* START *
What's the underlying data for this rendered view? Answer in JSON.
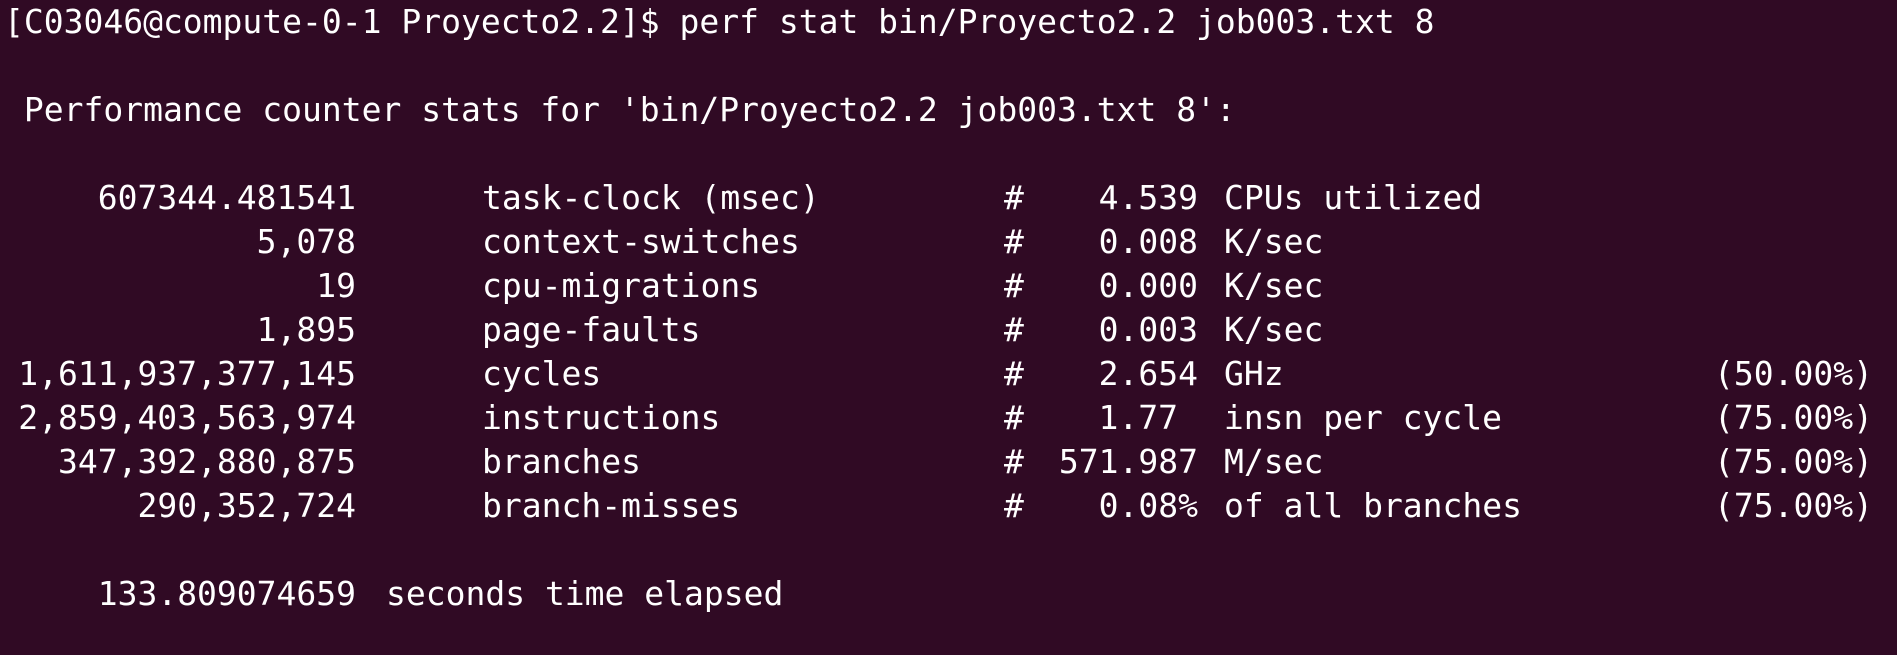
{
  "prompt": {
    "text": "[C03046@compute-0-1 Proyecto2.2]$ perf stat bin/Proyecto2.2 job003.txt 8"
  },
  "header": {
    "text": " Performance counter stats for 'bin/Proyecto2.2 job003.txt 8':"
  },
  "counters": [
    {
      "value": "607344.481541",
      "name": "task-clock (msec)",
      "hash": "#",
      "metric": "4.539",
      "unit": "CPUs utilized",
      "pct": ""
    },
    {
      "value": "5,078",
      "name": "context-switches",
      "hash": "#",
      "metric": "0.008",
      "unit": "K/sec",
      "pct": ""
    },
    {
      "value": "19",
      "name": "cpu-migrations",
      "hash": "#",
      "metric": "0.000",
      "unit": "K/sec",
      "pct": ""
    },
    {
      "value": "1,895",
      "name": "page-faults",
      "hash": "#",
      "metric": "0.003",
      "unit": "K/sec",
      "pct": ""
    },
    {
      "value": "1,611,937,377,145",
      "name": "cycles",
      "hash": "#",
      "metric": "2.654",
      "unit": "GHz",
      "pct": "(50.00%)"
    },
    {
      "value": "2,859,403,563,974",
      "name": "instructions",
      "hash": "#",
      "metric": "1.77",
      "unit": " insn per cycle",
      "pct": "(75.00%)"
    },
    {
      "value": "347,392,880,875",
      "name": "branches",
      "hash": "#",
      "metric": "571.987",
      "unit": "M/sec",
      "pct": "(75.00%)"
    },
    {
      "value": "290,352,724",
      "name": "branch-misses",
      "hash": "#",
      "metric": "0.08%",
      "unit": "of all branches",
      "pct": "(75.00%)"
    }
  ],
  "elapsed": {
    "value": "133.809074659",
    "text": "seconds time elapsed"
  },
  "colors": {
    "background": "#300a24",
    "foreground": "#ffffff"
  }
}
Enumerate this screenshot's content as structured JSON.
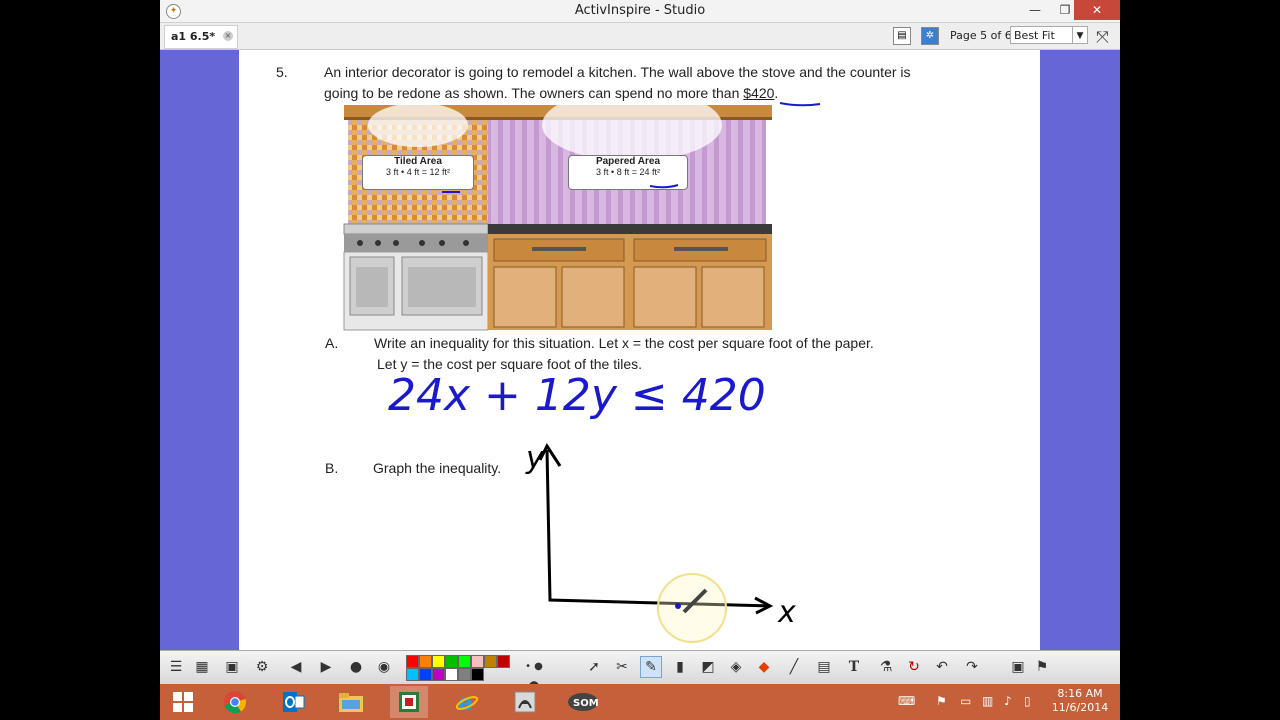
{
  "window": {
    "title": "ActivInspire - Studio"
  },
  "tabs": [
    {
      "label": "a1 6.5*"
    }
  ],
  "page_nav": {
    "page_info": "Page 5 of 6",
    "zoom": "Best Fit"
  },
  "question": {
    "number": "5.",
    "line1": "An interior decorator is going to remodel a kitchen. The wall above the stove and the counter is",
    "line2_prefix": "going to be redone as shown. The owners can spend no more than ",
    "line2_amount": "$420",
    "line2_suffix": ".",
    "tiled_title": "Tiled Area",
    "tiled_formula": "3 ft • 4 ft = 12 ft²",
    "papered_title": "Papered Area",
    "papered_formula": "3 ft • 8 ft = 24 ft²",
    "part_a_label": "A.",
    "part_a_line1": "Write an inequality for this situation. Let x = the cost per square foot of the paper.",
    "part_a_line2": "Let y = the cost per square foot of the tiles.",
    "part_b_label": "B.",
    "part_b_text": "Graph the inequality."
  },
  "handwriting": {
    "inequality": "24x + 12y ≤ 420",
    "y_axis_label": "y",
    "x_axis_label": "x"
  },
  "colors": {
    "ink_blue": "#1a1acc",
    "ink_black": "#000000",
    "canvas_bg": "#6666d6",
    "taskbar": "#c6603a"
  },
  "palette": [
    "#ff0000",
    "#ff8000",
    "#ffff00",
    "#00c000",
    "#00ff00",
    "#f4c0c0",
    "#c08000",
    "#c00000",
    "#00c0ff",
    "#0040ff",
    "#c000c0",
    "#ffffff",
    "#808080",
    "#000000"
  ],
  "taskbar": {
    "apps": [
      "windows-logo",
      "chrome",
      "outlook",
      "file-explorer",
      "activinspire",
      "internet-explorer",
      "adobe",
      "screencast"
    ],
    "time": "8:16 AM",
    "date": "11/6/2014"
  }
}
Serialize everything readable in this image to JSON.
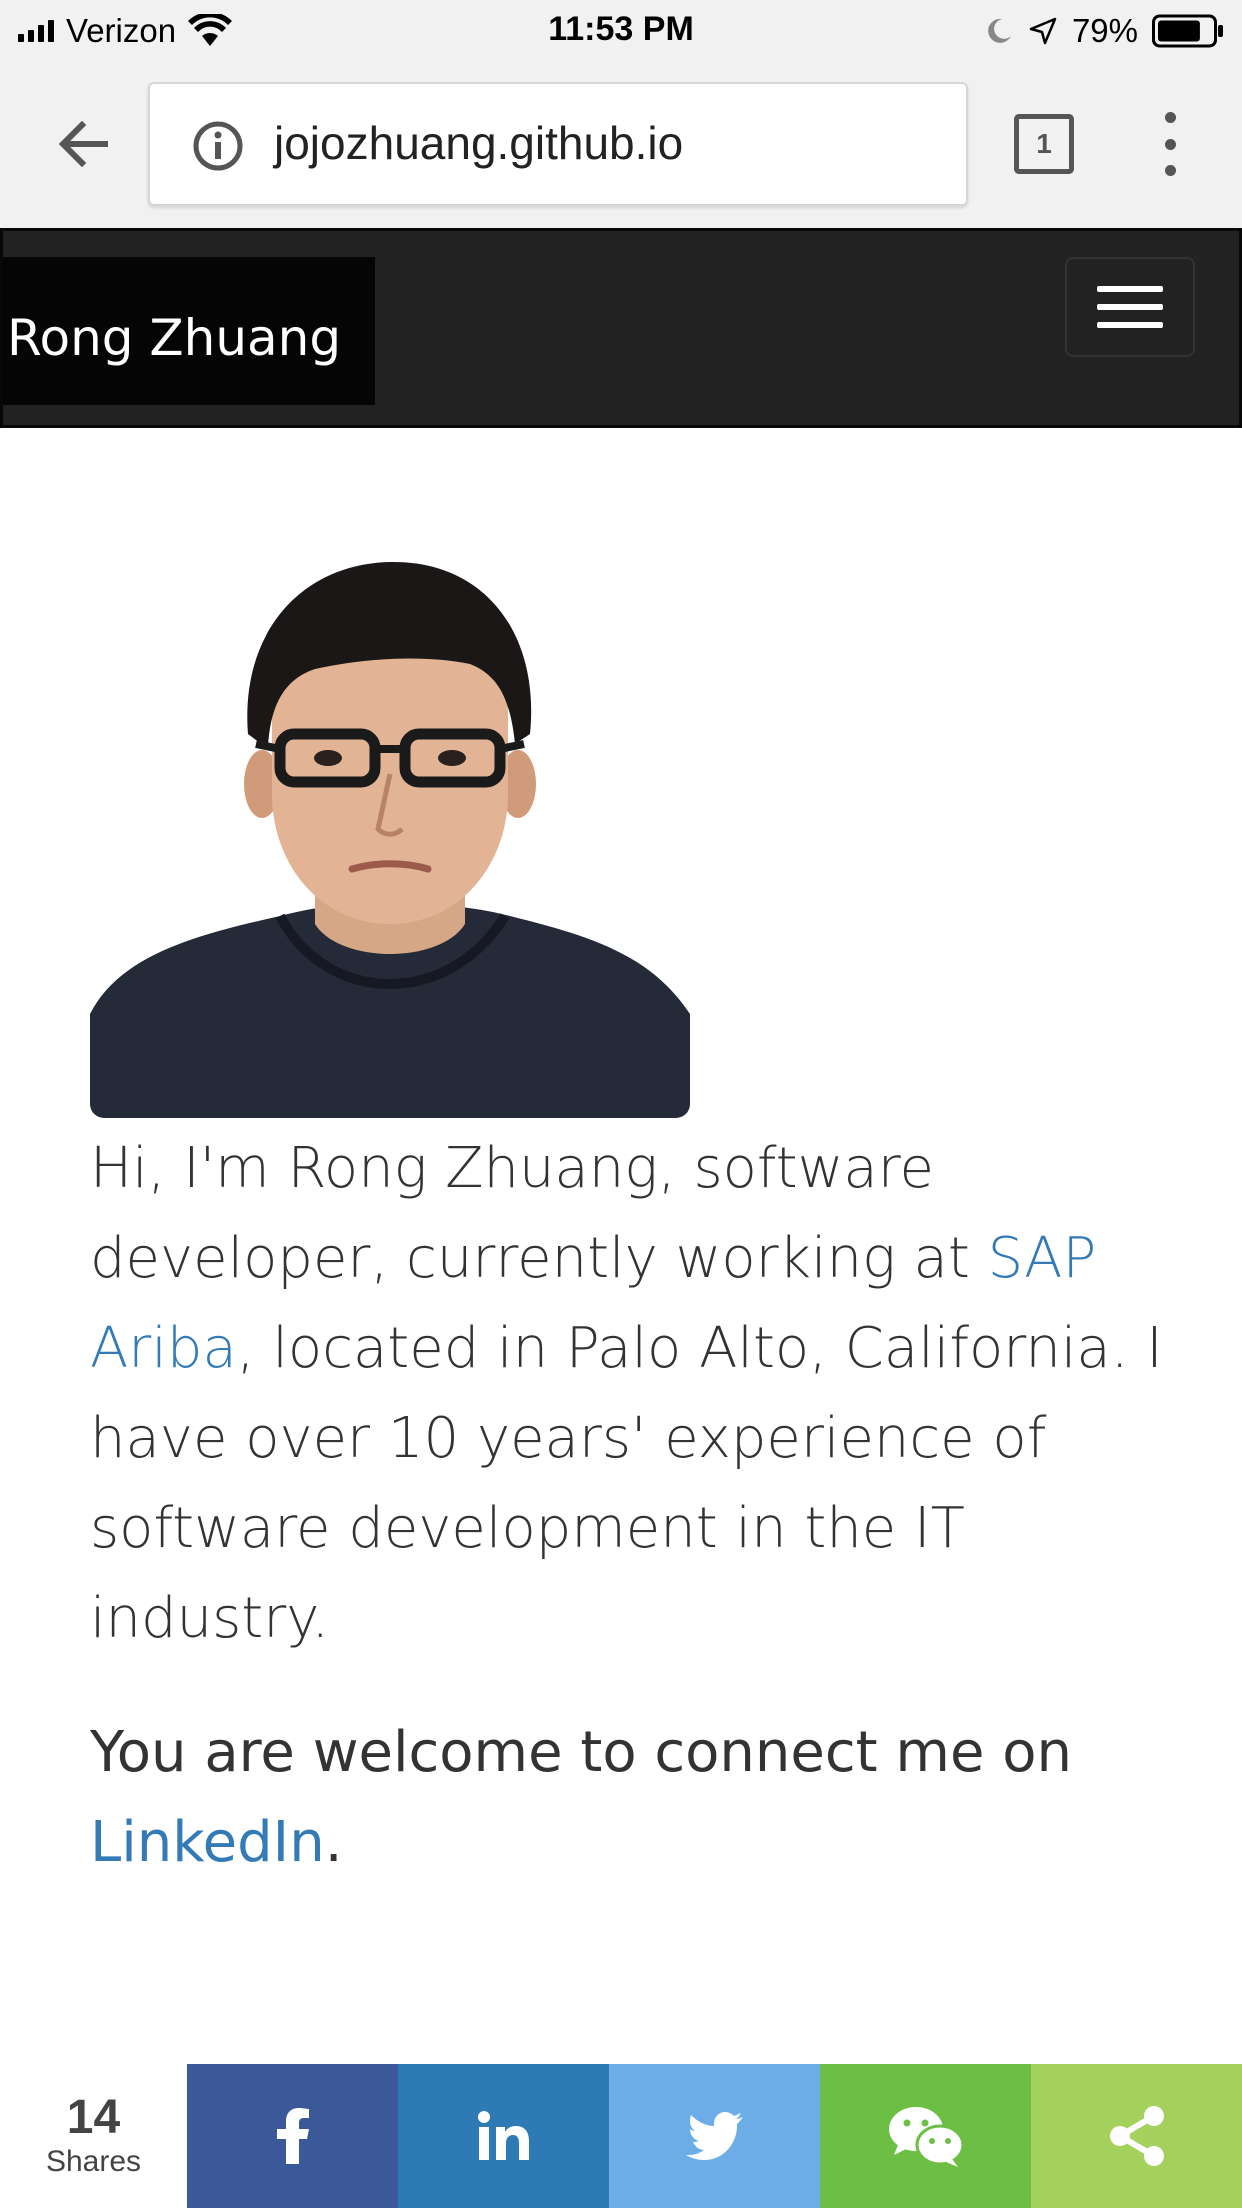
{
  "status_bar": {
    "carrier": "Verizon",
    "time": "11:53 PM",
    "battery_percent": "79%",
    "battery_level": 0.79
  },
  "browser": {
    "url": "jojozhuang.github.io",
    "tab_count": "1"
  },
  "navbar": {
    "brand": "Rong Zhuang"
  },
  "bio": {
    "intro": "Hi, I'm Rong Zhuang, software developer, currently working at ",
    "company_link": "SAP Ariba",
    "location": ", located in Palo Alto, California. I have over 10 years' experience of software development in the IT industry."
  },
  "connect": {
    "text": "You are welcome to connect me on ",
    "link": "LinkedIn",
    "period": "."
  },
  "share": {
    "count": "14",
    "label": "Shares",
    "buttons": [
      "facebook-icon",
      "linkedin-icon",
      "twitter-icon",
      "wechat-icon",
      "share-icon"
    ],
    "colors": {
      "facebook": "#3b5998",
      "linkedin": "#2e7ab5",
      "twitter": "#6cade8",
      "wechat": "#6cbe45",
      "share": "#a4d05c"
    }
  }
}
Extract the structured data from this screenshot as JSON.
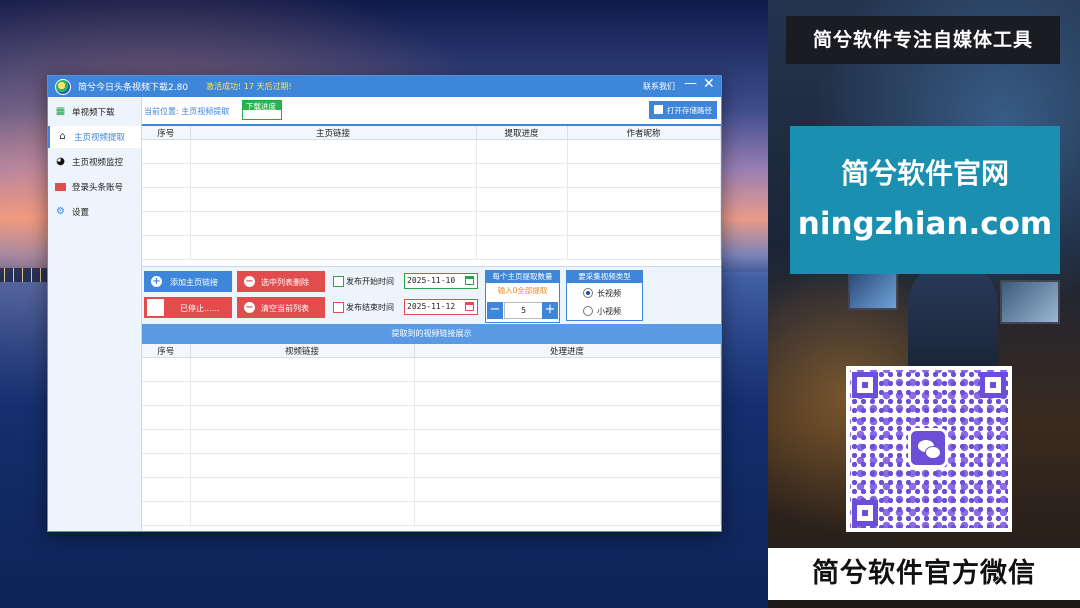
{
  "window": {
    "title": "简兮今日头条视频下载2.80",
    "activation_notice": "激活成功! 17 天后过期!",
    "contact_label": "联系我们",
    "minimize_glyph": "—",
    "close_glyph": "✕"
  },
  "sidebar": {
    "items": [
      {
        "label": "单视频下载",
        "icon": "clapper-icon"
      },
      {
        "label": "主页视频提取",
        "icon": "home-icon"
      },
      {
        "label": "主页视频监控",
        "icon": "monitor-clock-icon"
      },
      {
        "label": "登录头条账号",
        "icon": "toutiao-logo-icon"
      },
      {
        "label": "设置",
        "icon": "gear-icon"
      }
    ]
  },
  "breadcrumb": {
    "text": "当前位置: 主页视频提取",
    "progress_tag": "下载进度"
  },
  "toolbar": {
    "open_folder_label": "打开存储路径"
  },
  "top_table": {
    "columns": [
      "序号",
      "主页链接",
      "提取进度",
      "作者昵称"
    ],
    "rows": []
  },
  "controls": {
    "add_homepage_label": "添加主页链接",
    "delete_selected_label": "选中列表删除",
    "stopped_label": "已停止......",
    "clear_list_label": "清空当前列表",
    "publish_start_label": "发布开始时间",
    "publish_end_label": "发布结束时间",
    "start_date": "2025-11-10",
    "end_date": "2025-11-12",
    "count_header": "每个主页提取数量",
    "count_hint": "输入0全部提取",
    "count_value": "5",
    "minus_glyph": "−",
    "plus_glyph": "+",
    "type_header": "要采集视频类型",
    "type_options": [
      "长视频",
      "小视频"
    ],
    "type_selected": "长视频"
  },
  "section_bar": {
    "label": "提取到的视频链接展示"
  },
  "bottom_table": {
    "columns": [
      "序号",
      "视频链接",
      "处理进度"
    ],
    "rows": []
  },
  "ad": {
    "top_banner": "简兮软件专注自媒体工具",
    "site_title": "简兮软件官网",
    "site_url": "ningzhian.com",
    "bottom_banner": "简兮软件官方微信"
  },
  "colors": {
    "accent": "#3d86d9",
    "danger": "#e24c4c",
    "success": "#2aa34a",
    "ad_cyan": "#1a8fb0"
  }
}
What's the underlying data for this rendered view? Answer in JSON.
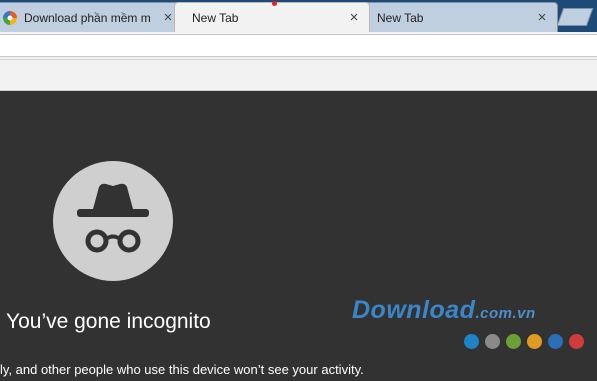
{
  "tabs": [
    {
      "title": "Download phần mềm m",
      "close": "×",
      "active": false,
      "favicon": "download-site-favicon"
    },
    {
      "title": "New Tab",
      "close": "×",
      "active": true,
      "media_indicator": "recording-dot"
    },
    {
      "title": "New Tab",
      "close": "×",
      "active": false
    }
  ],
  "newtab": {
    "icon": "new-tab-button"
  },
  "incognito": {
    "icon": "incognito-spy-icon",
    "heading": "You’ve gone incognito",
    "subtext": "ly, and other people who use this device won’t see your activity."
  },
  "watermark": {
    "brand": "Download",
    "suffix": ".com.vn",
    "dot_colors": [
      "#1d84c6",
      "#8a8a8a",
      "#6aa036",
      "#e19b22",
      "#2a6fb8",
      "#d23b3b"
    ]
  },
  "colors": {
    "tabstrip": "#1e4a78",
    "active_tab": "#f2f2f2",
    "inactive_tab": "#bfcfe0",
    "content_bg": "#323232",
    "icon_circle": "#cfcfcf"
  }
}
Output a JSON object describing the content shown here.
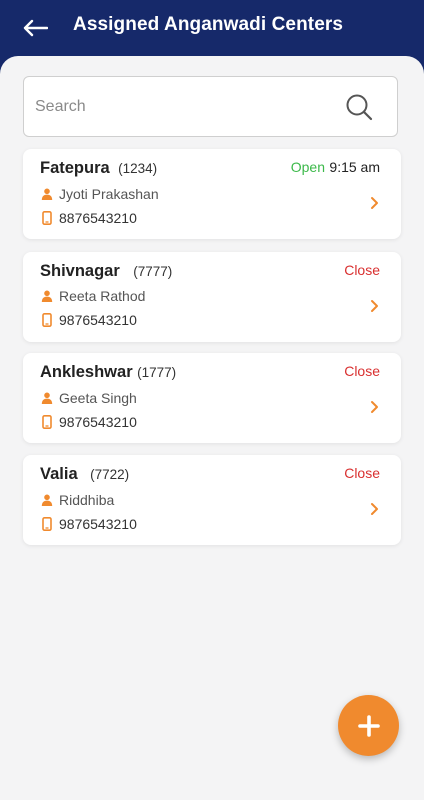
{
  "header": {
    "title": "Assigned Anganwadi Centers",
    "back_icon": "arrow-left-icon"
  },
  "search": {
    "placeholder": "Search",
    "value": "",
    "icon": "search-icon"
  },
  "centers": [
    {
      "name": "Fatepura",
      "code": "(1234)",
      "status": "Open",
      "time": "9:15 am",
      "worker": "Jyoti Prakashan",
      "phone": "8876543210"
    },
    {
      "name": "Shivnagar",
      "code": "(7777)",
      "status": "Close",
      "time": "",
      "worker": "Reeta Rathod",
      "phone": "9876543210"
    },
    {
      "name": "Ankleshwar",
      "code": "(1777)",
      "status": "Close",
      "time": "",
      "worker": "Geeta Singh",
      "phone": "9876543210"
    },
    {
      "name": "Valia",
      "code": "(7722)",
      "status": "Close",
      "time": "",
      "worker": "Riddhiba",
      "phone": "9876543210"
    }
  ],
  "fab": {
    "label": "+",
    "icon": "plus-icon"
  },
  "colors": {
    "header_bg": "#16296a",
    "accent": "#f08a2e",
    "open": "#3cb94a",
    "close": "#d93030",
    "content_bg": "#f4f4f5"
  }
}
* END *
Select, from the listing, all lines that include the word "unit".

      "unit": "CPUs utilized",
      "unit": "K/sec",
      "unit": "K/sec",
      "unit": "K/sec",
      "unit": "GHz",
      "unit": " insn per cycle",
      "unit": "M/sec",
      "unit": "of all branches",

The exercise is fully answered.